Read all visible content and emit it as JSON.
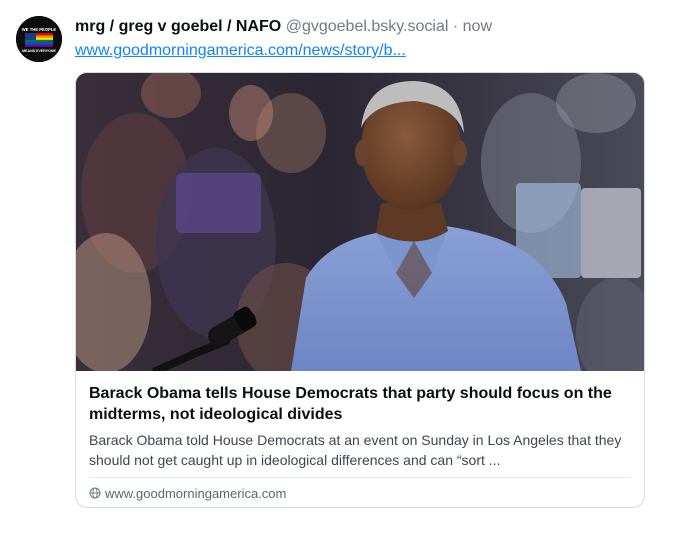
{
  "author": {
    "display_name": "mrg / greg v goebel / NAFO",
    "handle": "@gvgoebel.bsky.social",
    "separator": "·",
    "time": "now",
    "avatar_text_top": "WE THE PEOPLE",
    "avatar_text_bottom": "MEANS EVERYONE"
  },
  "post": {
    "link_text": "www.goodmorningamerica.com/news/story/b..."
  },
  "card": {
    "title": "Barack Obama tells House Democrats that party should focus on the midterms, not ideological divides",
    "description": "Barack Obama told House Democrats at an event on Sunday in Los Angeles that they should not get caught up in ideological differences and can “sort ...",
    "domain": "www.goodmorningamerica.com",
    "domain_icon": "globe-icon"
  },
  "colors": {
    "link": "#1083fe",
    "muted": "#6f7a86",
    "border": "#d4dbe2"
  }
}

━━━━━━━━

To be done -
Scan the entries above. Copy each line that has the string "ideological".

The result -
    "title": "Barack Obama tells House Democrats that party should focus on the midterms, not ideological divides",
    "description": "Barack Obama told House Democrats at an event on Sunday in Los Angeles that they should not get caught up in ideological differences and can “sort ...",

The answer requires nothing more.